(begin)

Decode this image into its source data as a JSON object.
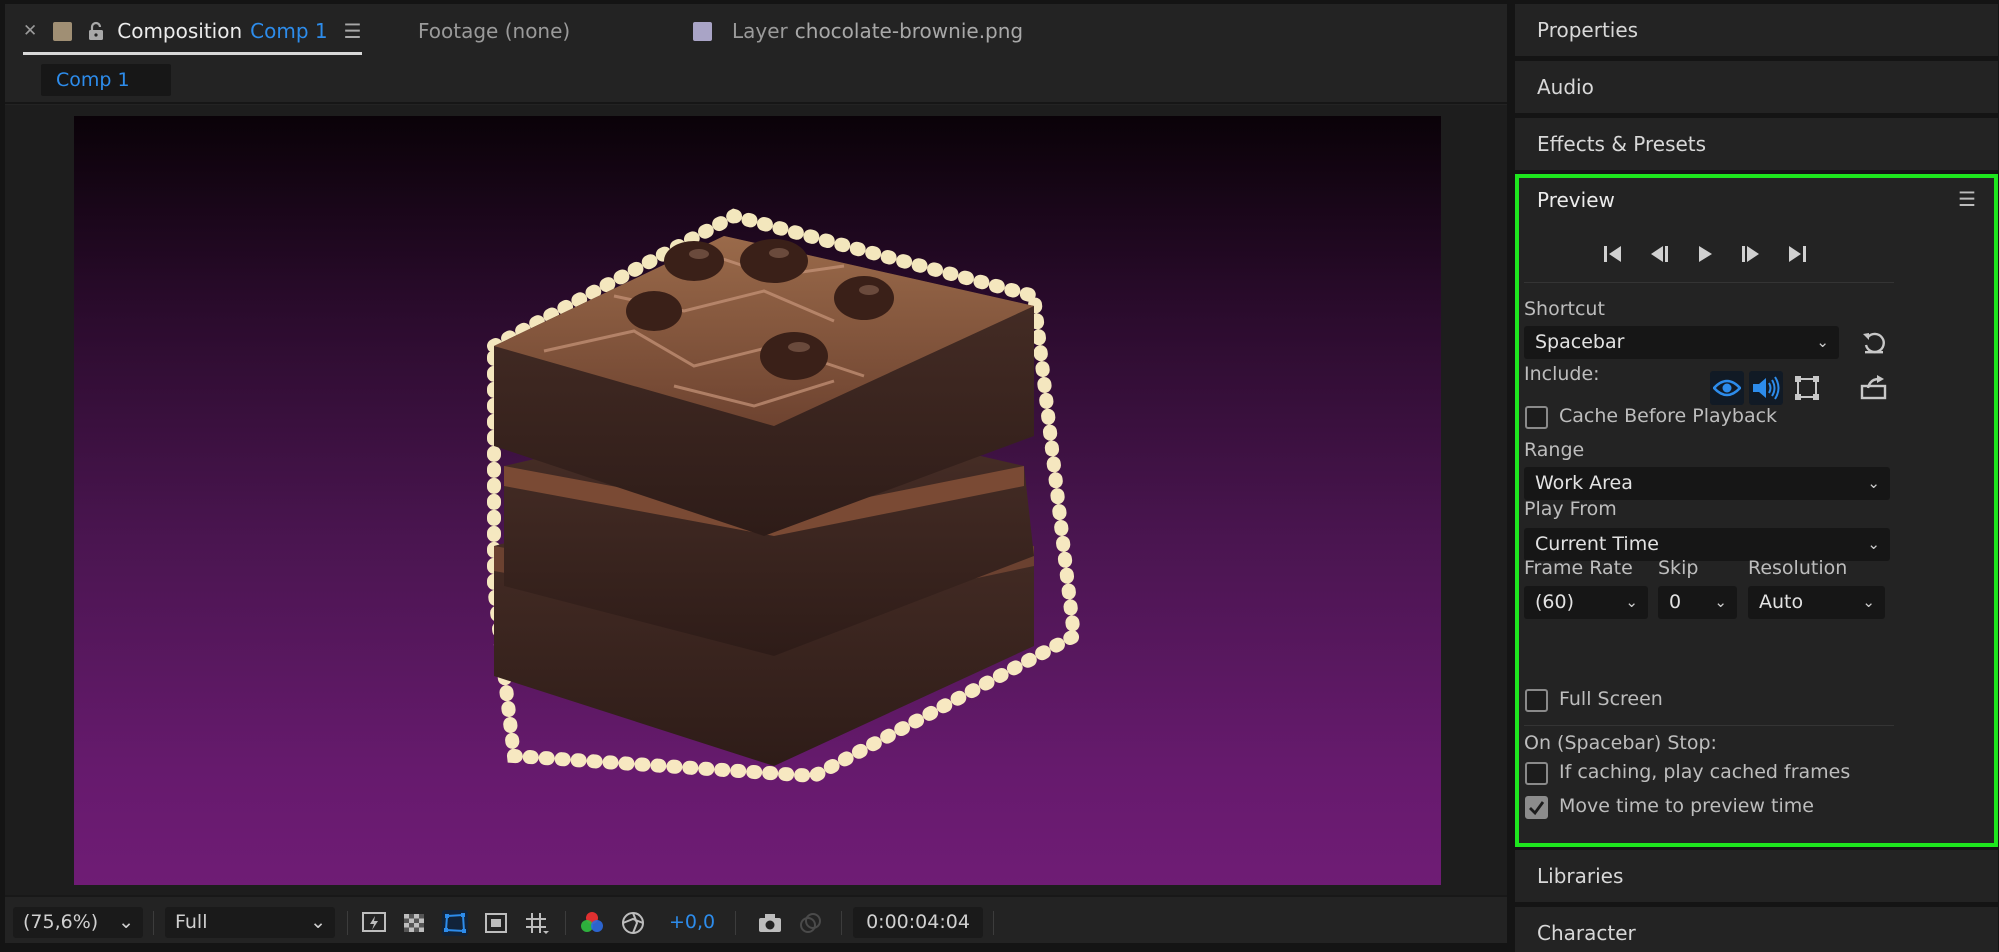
{
  "comp_tabs": {
    "composition_label": "Composition",
    "composition_name": "Comp 1",
    "footage_label": "Footage (none)",
    "layer_label": "Layer",
    "layer_name": "chocolate-brownie.png",
    "subtab": "Comp 1"
  },
  "status_bar": {
    "zoom": "(75,6%)",
    "resolution": "Full",
    "exposure": "+0,0",
    "timecode": "0:00:04:04"
  },
  "right_panels": {
    "properties": "Properties",
    "audio": "Audio",
    "effects_presets": "Effects & Presets",
    "libraries": "Libraries",
    "character": "Character"
  },
  "preview": {
    "title": "Preview",
    "shortcut_label": "Shortcut",
    "shortcut_value": "Spacebar",
    "include_label": "Include:",
    "cache_before_playback": "Cache Before Playback",
    "range_label": "Range",
    "range_value": "Work Area",
    "play_from_label": "Play From",
    "play_from_value": "Current Time",
    "frame_rate_label": "Frame Rate",
    "frame_rate_value": "(60)",
    "skip_label": "Skip",
    "skip_value": "0",
    "resolution_label": "Resolution",
    "resolution_value": "Auto",
    "full_screen": "Full Screen",
    "on_stop_label": "On (Spacebar) Stop:",
    "if_caching": "If caching, play cached frames",
    "move_time": "Move time to preview time"
  },
  "colors": {
    "accent": "#2d8ceb",
    "highlight": "#1ee61e",
    "comp_swatch": "#a08f74",
    "layer_swatch": "#a9a4c6"
  }
}
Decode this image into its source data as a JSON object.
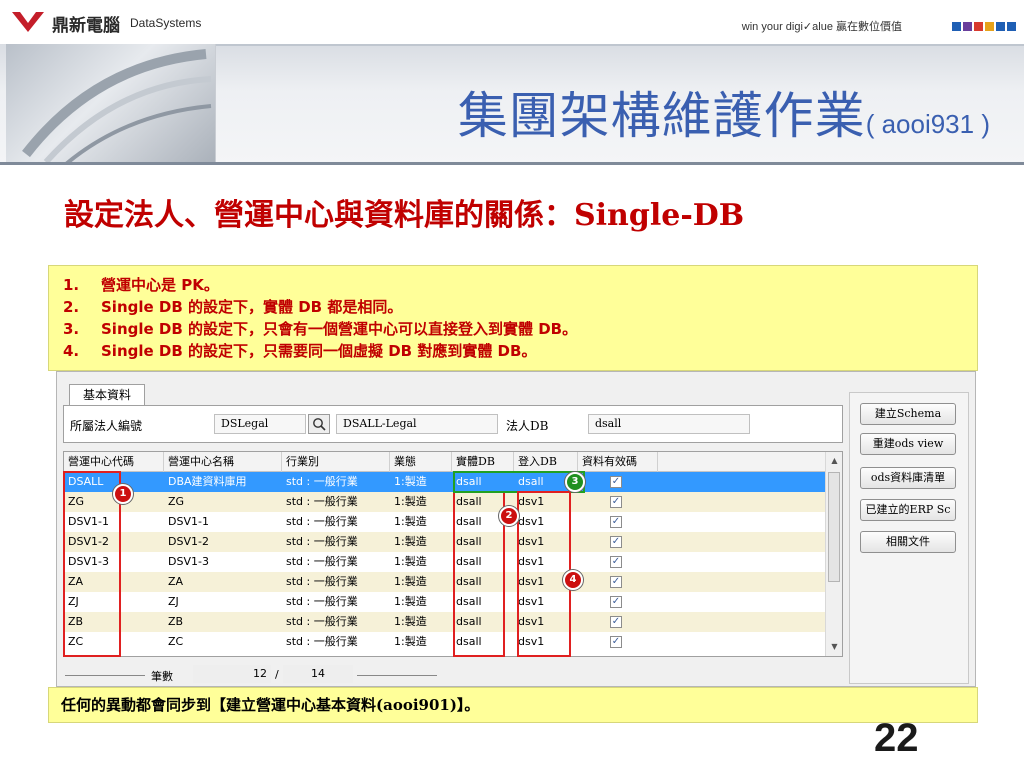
{
  "header": {
    "logo_cn": "鼎新電腦",
    "logo_en": "DataSystems",
    "slogan": "win your digi✓alue 贏在數位價值",
    "brand_colors": [
      "#1f5fb4",
      "#6a3f9c",
      "#d83a2e",
      "#e6a21a",
      "#1f5fb4",
      "#1f5fb4"
    ]
  },
  "banner": {
    "title_cn": "集團架構維護作業",
    "title_code": "( aooi931 )"
  },
  "subtitle": "設定法人、營運中心與資料庫的關係：Single-DB",
  "notes": [
    {
      "num": "1.",
      "text": "營運中心是 PK。"
    },
    {
      "num": "2.",
      "text": "Single DB 的設定下，實體 DB 都是相同。"
    },
    {
      "num": "3.",
      "text": "Single DB 的設定下，只會有一個營運中心可以直接登入到實體 DB。"
    },
    {
      "num": "4.",
      "text": "Single DB 的設定下，只需要同一個虛擬 DB 對應到實體 DB。"
    }
  ],
  "app": {
    "tab_label": "基本資料",
    "form": {
      "legal_label": "所屬法人編號",
      "legal_code": "DSLegal",
      "legal_name": "DSALL-Legal",
      "db_label": "法人DB",
      "db_value": "dsall"
    },
    "grid": {
      "headers": [
        "營運中心代碼",
        "營運中心名稱",
        "行業別",
        "業態",
        "實體DB",
        "登入DB",
        "資料有效碼"
      ],
      "rows": [
        {
          "code": "DSALL",
          "name": "DBA建資料庫用",
          "industry": "std : 一般行業",
          "type": "1:製造",
          "phys_db": "dsall",
          "login_db": "dsall",
          "valid": "✓"
        },
        {
          "code": "ZG",
          "name": "ZG",
          "industry": "std : 一般行業",
          "type": "1:製造",
          "phys_db": "dsall",
          "login_db": "dsv1",
          "valid": "✓"
        },
        {
          "code": "DSV1-1",
          "name": "DSV1-1",
          "industry": "std : 一般行業",
          "type": "1:製造",
          "phys_db": "dsall",
          "login_db": "dsv1",
          "valid": "✓"
        },
        {
          "code": "DSV1-2",
          "name": "DSV1-2",
          "industry": "std : 一般行業",
          "type": "1:製造",
          "phys_db": "dsall",
          "login_db": "dsv1",
          "valid": "✓"
        },
        {
          "code": "DSV1-3",
          "name": "DSV1-3",
          "industry": "std : 一般行業",
          "type": "1:製造",
          "phys_db": "dsall",
          "login_db": "dsv1",
          "valid": "✓"
        },
        {
          "code": "ZA",
          "name": "ZA",
          "industry": "std : 一般行業",
          "type": "1:製造",
          "phys_db": "dsall",
          "login_db": "dsv1",
          "valid": "✓"
        },
        {
          "code": "ZJ",
          "name": "ZJ",
          "industry": "std : 一般行業",
          "type": "1:製造",
          "phys_db": "dsall",
          "login_db": "dsv1",
          "valid": "✓"
        },
        {
          "code": "ZB",
          "name": "ZB",
          "industry": "std : 一般行業",
          "type": "1:製造",
          "phys_db": "dsall",
          "login_db": "dsv1",
          "valid": "✓"
        },
        {
          "code": "ZC",
          "name": "ZC",
          "industry": "std : 一般行業",
          "type": "1:製造",
          "phys_db": "dsall",
          "login_db": "dsv1",
          "valid": "✓"
        }
      ]
    },
    "counter": {
      "label": "筆數",
      "current": "12",
      "separator": "/",
      "total": "14"
    },
    "buttons": [
      "建立Schema",
      "重建ods view",
      "ods資料庫清單",
      "已建立的ERP Sc",
      "相關文件"
    ]
  },
  "annotations": [
    "1",
    "2",
    "3",
    "4"
  ],
  "sync_note": "任何的異動都會同步到【建立營運中心基本資料(aooi901)】。",
  "page_number": "22"
}
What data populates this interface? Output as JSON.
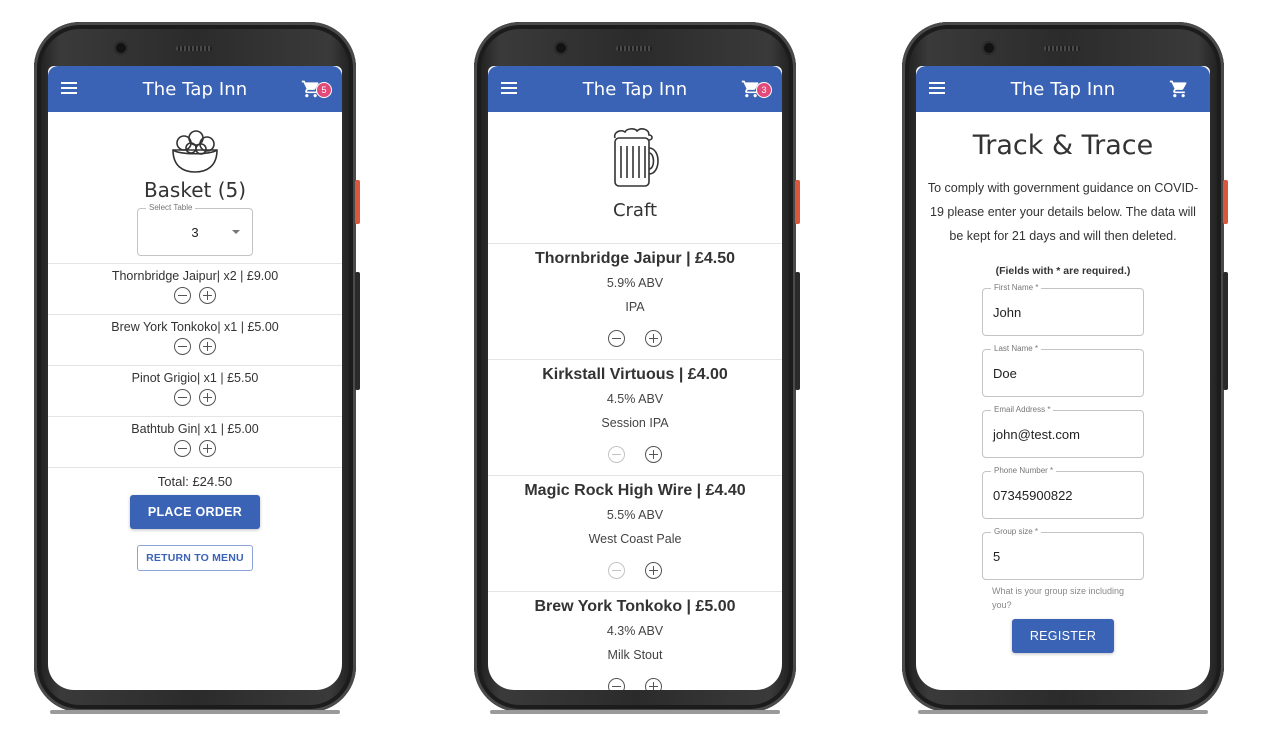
{
  "app": {
    "title": "The Tap Inn"
  },
  "colors": {
    "brand": "#3a63b6",
    "badge": "#e24a7a"
  },
  "icons": {
    "menu": "menu-icon",
    "cart": "cart-icon",
    "basket": "basket-icon",
    "beer": "beer-mug-icon"
  },
  "basket_screen": {
    "cart_count": "5",
    "heading": "Basket (5)",
    "table_label": "Select Table",
    "table_value": "3",
    "items": [
      {
        "text": "Thornbridge Jaipur| x2 | £9.00"
      },
      {
        "text": "Brew York Tonkoko| x1 | £5.00"
      },
      {
        "text": "Pinot Grigio| x1 | £5.50"
      },
      {
        "text": "Bathtub Gin| x1 | £5.00"
      }
    ],
    "total": "Total: £24.50",
    "place_order": "PLACE ORDER",
    "return_to_menu": "RETURN TO MENU"
  },
  "menu_screen": {
    "cart_count": "3",
    "category": "Craft",
    "drinks": [
      {
        "name": "Thornbridge Jaipur | £4.50",
        "abv": "5.9% ABV",
        "style": "IPA"
      },
      {
        "name": "Kirkstall Virtuous | £4.00",
        "abv": "4.5% ABV",
        "style": "Session IPA"
      },
      {
        "name": "Magic Rock High Wire | £4.40",
        "abv": "5.5% ABV",
        "style": "West Coast Pale"
      },
      {
        "name": "Brew York Tonkoko | £5.00",
        "abv": "4.3% ABV",
        "style": "Milk Stout"
      }
    ]
  },
  "trace_screen": {
    "heading": "Track & Trace",
    "intro": "To comply with government guidance on COVID-19 please enter your details below. The data will be kept for 21 days and will then deleted.",
    "required_note": "(Fields with * are required.)",
    "fields": {
      "first_name": {
        "label": "First Name *",
        "value": "John"
      },
      "last_name": {
        "label": "Last Name *",
        "value": "Doe"
      },
      "email": {
        "label": "Email Address *",
        "value": "john@test.com"
      },
      "phone": {
        "label": "Phone Number *",
        "value": "07345900822"
      },
      "group_size": {
        "label": "Group size *",
        "value": "5"
      }
    },
    "group_helper": "What is your group size including you?",
    "register": "REGISTER"
  }
}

(end)

# [Aim]
Write out the full listing verbatim, excluding its pictures.

# [The solution]
Decode this image into its source data as a JSON object.
{
  "comp_tabs": {
    "composition_label": "Composition",
    "composition_name": "Comp 1",
    "footage_label": "Footage (none)",
    "layer_label": "Layer",
    "layer_name": "chocolate-brownie.png",
    "subtab": "Comp 1"
  },
  "status_bar": {
    "zoom": "(75,6%)",
    "resolution": "Full",
    "exposure": "+0,0",
    "timecode": "0:00:04:04"
  },
  "right_panels": {
    "properties": "Properties",
    "audio": "Audio",
    "effects_presets": "Effects & Presets",
    "libraries": "Libraries",
    "character": "Character"
  },
  "preview": {
    "title": "Preview",
    "shortcut_label": "Shortcut",
    "shortcut_value": "Spacebar",
    "include_label": "Include:",
    "cache_before_playback": "Cache Before Playback",
    "range_label": "Range",
    "range_value": "Work Area",
    "play_from_label": "Play From",
    "play_from_value": "Current Time",
    "frame_rate_label": "Frame Rate",
    "frame_rate_value": "(60)",
    "skip_label": "Skip",
    "skip_value": "0",
    "resolution_label": "Resolution",
    "resolution_value": "Auto",
    "full_screen": "Full Screen",
    "on_stop_label": "On (Spacebar) Stop:",
    "if_caching": "If caching, play cached frames",
    "move_time": "Move time to preview time"
  },
  "colors": {
    "accent": "#2d8ceb",
    "highlight": "#1ee61e",
    "comp_swatch": "#a08f74",
    "layer_swatch": "#a9a4c6"
  }
}
Decode this image into its source data as a JSON object.
{
  "header": {
    "logo_cn": "鼎新電腦",
    "logo_en": "DataSystems",
    "slogan": "win your digi✓alue 贏在數位價值",
    "brand_colors": [
      "#1f5fb4",
      "#6a3f9c",
      "#d83a2e",
      "#e6a21a",
      "#1f5fb4",
      "#1f5fb4"
    ]
  },
  "banner": {
    "title_cn": "集團架構維護作業",
    "title_code": "( aooi931 )"
  },
  "subtitle": "設定法人、營運中心與資料庫的關係：Single-DB",
  "notes": [
    {
      "num": "1.",
      "text": "營運中心是 PK。"
    },
    {
      "num": "2.",
      "text": "Single DB 的設定下，實體 DB 都是相同。"
    },
    {
      "num": "3.",
      "text": "Single DB 的設定下，只會有一個營運中心可以直接登入到實體 DB。"
    },
    {
      "num": "4.",
      "text": "Single DB 的設定下，只需要同一個虛擬 DB 對應到實體 DB。"
    }
  ],
  "app": {
    "tab_label": "基本資料",
    "form": {
      "legal_label": "所屬法人編號",
      "legal_code": "DSLegal",
      "legal_name": "DSALL-Legal",
      "db_label": "法人DB",
      "db_value": "dsall"
    },
    "grid": {
      "headers": [
        "營運中心代碼",
        "營運中心名稱",
        "行業別",
        "業態",
        "實體DB",
        "登入DB",
        "資料有效碼"
      ],
      "rows": [
        {
          "code": "DSALL",
          "name": "DBA建資料庫用",
          "industry": "std : 一般行業",
          "type": "1:製造",
          "phys_db": "dsall",
          "login_db": "dsall",
          "valid": "✓"
        },
        {
          "code": "ZG",
          "name": "ZG",
          "industry": "std : 一般行業",
          "type": "1:製造",
          "phys_db": "dsall",
          "login_db": "dsv1",
          "valid": "✓"
        },
        {
          "code": "DSV1-1",
          "name": "DSV1-1",
          "industry": "std : 一般行業",
          "type": "1:製造",
          "phys_db": "dsall",
          "login_db": "dsv1",
          "valid": "✓"
        },
        {
          "code": "DSV1-2",
          "name": "DSV1-2",
          "industry": "std : 一般行業",
          "type": "1:製造",
          "phys_db": "dsall",
          "login_db": "dsv1",
          "valid": "✓"
        },
        {
          "code": "DSV1-3",
          "name": "DSV1-3",
          "industry": "std : 一般行業",
          "type": "1:製造",
          "phys_db": "dsall",
          "login_db": "dsv1",
          "valid": "✓"
        },
        {
          "code": "ZA",
          "name": "ZA",
          "industry": "std : 一般行業",
          "type": "1:製造",
          "phys_db": "dsall",
          "login_db": "dsv1",
          "valid": "✓"
        },
        {
          "code": "ZJ",
          "name": "ZJ",
          "industry": "std : 一般行業",
          "type": "1:製造",
          "phys_db": "dsall",
          "login_db": "dsv1",
          "valid": "✓"
        },
        {
          "code": "ZB",
          "name": "ZB",
          "industry": "std : 一般行業",
          "type": "1:製造",
          "phys_db": "dsall",
          "login_db": "dsv1",
          "valid": "✓"
        },
        {
          "code": "ZC",
          "name": "ZC",
          "industry": "std : 一般行業",
          "type": "1:製造",
          "phys_db": "dsall",
          "login_db": "dsv1",
          "valid": "✓"
        }
      ]
    },
    "counter": {
      "label": "筆數",
      "current": "12",
      "separator": "/",
      "total": "14"
    },
    "buttons": [
      "建立Schema",
      "重建ods view",
      "ods資料庫清單",
      "已建立的ERP Sc",
      "相關文件"
    ]
  },
  "annotations": [
    "1",
    "2",
    "3",
    "4"
  ],
  "sync_note": "任何的異動都會同步到【建立營運中心基本資料(aooi901)】。",
  "page_number": "22"
}
What data populates this interface? Output as JSON.
{
  "app": {
    "title": "The Tap Inn"
  },
  "colors": {
    "brand": "#3a63b6",
    "badge": "#e24a7a"
  },
  "icons": {
    "menu": "menu-icon",
    "cart": "cart-icon",
    "basket": "basket-icon",
    "beer": "beer-mug-icon"
  },
  "basket_screen": {
    "cart_count": "5",
    "heading": "Basket (5)",
    "table_label": "Select Table",
    "table_value": "3",
    "items": [
      {
        "text": "Thornbridge Jaipur| x2 | £9.00"
      },
      {
        "text": "Brew York Tonkoko| x1 | £5.00"
      },
      {
        "text": "Pinot Grigio| x1 | £5.50"
      },
      {
        "text": "Bathtub Gin| x1 | £5.00"
      }
    ],
    "total": "Total: £24.50",
    "place_order": "PLACE ORDER",
    "return_to_menu": "RETURN TO MENU"
  },
  "menu_screen": {
    "cart_count": "3",
    "category": "Craft",
    "drinks": [
      {
        "name": "Thornbridge Jaipur | £4.50",
        "abv": "5.9% ABV",
        "style": "IPA"
      },
      {
        "name": "Kirkstall Virtuous | £4.00",
        "abv": "4.5% ABV",
        "style": "Session IPA"
      },
      {
        "name": "Magic Rock High Wire | £4.40",
        "abv": "5.5% ABV",
        "style": "West Coast Pale"
      },
      {
        "name": "Brew York Tonkoko | £5.00",
        "abv": "4.3% ABV",
        "style": "Milk Stout"
      }
    ]
  },
  "trace_screen": {
    "heading": "Track & Trace",
    "intro": "To comply with government guidance on COVID-19 please enter your details below. The data will be kept for 21 days and will then deleted.",
    "required_note": "(Fields with * are required.)",
    "fields": {
      "first_name": {
        "label": "First Name *",
        "value": "John"
      },
      "last_name": {
        "label": "Last Name *",
        "value": "Doe"
      },
      "email": {
        "label": "Email Address *",
        "value": "john@test.com"
      },
      "phone": {
        "label": "Phone Number *",
        "value": "07345900822"
      },
      "group_size": {
        "label": "Group size *",
        "value": "5"
      }
    },
    "group_helper": "What is your group size including you?",
    "register": "REGISTER"
  }
}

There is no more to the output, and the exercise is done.